**DIRECTION:**
Copy the lines that follow, keeping every character the same.

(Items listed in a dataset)
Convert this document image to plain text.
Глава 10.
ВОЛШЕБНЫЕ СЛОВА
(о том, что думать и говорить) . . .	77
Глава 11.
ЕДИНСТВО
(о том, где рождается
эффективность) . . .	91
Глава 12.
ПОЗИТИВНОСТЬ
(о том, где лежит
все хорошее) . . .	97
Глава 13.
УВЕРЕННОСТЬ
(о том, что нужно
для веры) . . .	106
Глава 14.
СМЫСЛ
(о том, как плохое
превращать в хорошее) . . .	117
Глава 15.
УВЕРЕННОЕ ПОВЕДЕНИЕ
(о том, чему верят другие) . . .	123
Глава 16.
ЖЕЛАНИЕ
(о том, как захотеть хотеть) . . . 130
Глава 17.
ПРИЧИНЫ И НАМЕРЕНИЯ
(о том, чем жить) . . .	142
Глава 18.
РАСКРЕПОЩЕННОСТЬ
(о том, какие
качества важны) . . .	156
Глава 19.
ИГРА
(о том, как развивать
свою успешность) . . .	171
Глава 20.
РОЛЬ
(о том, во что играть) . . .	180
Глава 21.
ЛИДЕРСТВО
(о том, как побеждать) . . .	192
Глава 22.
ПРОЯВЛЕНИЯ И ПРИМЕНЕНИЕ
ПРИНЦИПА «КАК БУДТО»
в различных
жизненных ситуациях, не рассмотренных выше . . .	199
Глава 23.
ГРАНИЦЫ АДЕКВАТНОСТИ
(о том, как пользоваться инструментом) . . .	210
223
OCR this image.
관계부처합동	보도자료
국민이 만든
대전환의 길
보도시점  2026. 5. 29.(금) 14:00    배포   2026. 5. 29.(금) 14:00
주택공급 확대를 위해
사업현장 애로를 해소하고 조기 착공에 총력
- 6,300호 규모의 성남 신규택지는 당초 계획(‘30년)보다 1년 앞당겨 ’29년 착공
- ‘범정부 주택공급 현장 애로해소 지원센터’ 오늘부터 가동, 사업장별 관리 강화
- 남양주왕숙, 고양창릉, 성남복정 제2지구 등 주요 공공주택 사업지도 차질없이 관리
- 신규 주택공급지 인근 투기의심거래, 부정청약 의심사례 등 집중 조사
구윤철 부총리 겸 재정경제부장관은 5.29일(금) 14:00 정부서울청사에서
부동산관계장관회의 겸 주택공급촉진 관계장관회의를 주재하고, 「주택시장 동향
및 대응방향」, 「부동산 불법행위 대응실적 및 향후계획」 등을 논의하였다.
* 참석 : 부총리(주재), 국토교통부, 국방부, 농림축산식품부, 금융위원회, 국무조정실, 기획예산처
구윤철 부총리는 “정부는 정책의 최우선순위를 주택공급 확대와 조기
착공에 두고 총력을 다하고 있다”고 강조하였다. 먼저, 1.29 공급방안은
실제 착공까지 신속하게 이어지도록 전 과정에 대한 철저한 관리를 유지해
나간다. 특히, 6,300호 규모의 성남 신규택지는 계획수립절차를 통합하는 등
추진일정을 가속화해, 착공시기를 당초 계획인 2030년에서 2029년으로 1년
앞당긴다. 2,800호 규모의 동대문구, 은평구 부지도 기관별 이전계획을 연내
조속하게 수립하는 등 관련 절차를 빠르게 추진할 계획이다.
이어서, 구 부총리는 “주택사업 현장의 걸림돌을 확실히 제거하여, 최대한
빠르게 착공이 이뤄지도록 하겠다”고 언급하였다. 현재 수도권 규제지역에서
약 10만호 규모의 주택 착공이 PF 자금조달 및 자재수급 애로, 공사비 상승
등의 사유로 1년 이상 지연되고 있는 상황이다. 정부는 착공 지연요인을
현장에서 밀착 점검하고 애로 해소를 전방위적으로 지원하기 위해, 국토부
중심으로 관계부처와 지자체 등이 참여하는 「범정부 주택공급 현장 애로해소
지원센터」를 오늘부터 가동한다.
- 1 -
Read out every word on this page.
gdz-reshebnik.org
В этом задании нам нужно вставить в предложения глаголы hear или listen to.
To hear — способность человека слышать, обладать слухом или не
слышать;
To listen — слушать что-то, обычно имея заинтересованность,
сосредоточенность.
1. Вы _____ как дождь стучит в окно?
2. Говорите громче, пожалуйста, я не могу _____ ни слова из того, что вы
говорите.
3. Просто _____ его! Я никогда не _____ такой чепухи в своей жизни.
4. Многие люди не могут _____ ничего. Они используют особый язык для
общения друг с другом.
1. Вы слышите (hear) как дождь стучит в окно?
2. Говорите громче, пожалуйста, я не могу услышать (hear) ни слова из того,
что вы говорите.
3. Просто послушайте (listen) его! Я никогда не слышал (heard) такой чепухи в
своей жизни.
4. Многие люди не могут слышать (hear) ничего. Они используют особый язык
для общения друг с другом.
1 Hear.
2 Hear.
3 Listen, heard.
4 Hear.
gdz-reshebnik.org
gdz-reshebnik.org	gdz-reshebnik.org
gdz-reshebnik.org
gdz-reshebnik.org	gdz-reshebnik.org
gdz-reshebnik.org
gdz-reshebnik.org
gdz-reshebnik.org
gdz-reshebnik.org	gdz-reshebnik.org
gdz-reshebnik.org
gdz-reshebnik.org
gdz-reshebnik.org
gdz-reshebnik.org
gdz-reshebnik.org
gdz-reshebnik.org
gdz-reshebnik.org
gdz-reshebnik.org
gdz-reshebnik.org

**TASK ANSWER:**
Convert this document image to plain text.
Глава 10.
ВОЛШЕБНЫЕ СЛОВА
(о том, что думать и говорить) . . .	77
Глава 11.
ЕДИНСТВО
(о том, где рождается
эффективность) . . .	91
Глава 12.
ПОЗИТИВНОСТЬ
(о том, где лежит
все хорошее) . . .	97
Глава 13.
УВЕРЕННОСТЬ
(о том, что нужно
для веры) . . .	106
Глава 14.
СМЫСЛ
(о том, как плохое
превращать в хорошее) . . .	117
Глава 15.
УВЕРЕННОЕ ПОВЕДЕНИЕ
(о том, чему верят другие) . . .	123
Глава 16.
ЖЕЛАНИЕ
(о том, как захотеть хотеть) . . . 130
Глава 17.
ПРИЧИНЫ И НАМЕРЕНИЯ
(о том, чем жить) . . .	142
Глава 18.
РАСКРЕПОЩЕННОСТЬ
(о том, какие
качества важны) . . .	156
Глава 19.
ИГРА
(о том, как развивать
свою успешность) . . .	171
Глава 20.
РОЛЬ
(о том, во что играть) . . .	180
Глава 21.
ЛИДЕРСТВО
(о том, как побеждать) . . .	192
Глава 22.
ПРОЯВЛЕНИЯ И ПРИМЕНЕНИЕ
ПРИНЦИПА «КАК БУДТО»
в различных
жизненных ситуациях, не рассмотренных выше . . .	199
Глава 23.
ГРАНИЦЫ АДЕКВАТНОСТИ
(о том, как пользоваться инструментом) . . .	210
223
OCR this image.
관계부처합동	보도자료
국민이 만든
대전환의 길
보도시점  2026. 5. 29.(금) 14:00    배포   2026. 5. 29.(금) 14:00
주택공급 확대를 위해
사업현장 애로를 해소하고 조기 착공에 총력
- 6,300호 규모의 성남 신규택지는 당초 계획(‘30년)보다 1년 앞당겨 ’29년 착공
- ‘범정부 주택공급 현장 애로해소 지원센터’ 오늘부터 가동, 사업장별 관리 강화
- 남양주왕숙, 고양창릉, 성남복정 제2지구 등 주요 공공주택 사업지도 차질없이 관리
- 신규 주택공급지 인근 투기의심거래, 부정청약 의심사례 등 집중 조사
구윤철 부총리 겸 재정경제부장관은 5.29일(금) 14:00 정부서울청사에서
부동산관계장관회의 겸 주택공급촉진 관계장관회의를 주재하고, 「주택시장 동향
및 대응방향」, 「부동산 불법행위 대응실적 및 향후계획」 등을 논의하였다.
* 참석 : 부총리(주재), 국토교통부, 국방부, 농림축산식품부, 금융위원회, 국무조정실, 기획예산처
구윤철 부총리는 “정부는 정책의 최우선순위를 주택공급 확대와 조기
착공에 두고 총력을 다하고 있다”고 강조하였다. 먼저, 1.29 공급방안은
실제 착공까지 신속하게 이어지도록 전 과정에 대한 철저한 관리를 유지해
나간다. 특히, 6,300호 규모의 성남 신규택지는 계획수립절차를 통합하는 등
추진일정을 가속화해, 착공시기를 당초 계획인 2030년에서 2029년으로 1년
앞당긴다. 2,800호 규모의 동대문구, 은평구 부지도 기관별 이전계획을 연내
조속하게 수립하는 등 관련 절차를 빠르게 추진할 계획이다.
이어서, 구 부총리는 “주택사업 현장의 걸림돌을 확실히 제거하여, 최대한
빠르게 착공이 이뤄지도록 하겠다”고 언급하였다. 현재 수도권 규제지역에서
약 10만호 규모의 주택 착공이 PF 자금조달 및 자재수급 애로, 공사비 상승
등의 사유로 1년 이상 지연되고 있는 상황이다. 정부는 착공 지연요인을
현장에서 밀착 점검하고 애로 해소를 전방위적으로 지원하기 위해, 국토부
중심으로 관계부처와 지자체 등이 참여하는 「범정부 주택공급 현장 애로해소
지원센터」를 오늘부터 가동한다.
- 1 -
Read out every word on this page.
gdz-reshebnik.org
В этом задании нам нужно вставить в предложения глаголы hear или listen to.
To hear — способность человека слышать, обладать слухом или не
слышать;
To listen — слушать что-то, обычно имея заинтересованность,
сосредоточенность.
1. Вы _____ как дождь стучит в окно?
2. Говорите громче, пожалуйста, я не могу _____ ни слова из того, что вы
говорите.
3. Просто _____ его! Я никогда не _____ такой чепухи в своей жизни.
4. Многие люди не могут _____ ничего. Они используют особый язык для
общения друг с другом.
1. Вы слышите (hear) как дождь стучит в окно?
2. Говорите громче, пожалуйста, я не могу услышать (hear) ни слова из того,
что вы говорите.
3. Просто послушайте (listen) его! Я никогда не слышал (heard) такой чепухи в
своей жизни.
4. Многие люди не могут слышать (hear) ничего. Они используют особый язык
для общения друг с другом.
1 Hear.
2 Hear.
3 Listen, heard.
4 Hear.
gdz-reshebnik.org
gdz-reshebnik.org	gdz-reshebnik.org
gdz-reshebnik.org
gdz-reshebnik.org	gdz-reshebnik.org
gdz-reshebnik.org
gdz-reshebnik.org
gdz-reshebnik.org
gdz-reshebnik.org	gdz-reshebnik.org
gdz-reshebnik.org
gdz-reshebnik.org
gdz-reshebnik.org
gdz-reshebnik.org
gdz-reshebnik.org
gdz-reshebnik.org
gdz-reshebnik.org
gdz-reshebnik.org
gdz-reshebnik.org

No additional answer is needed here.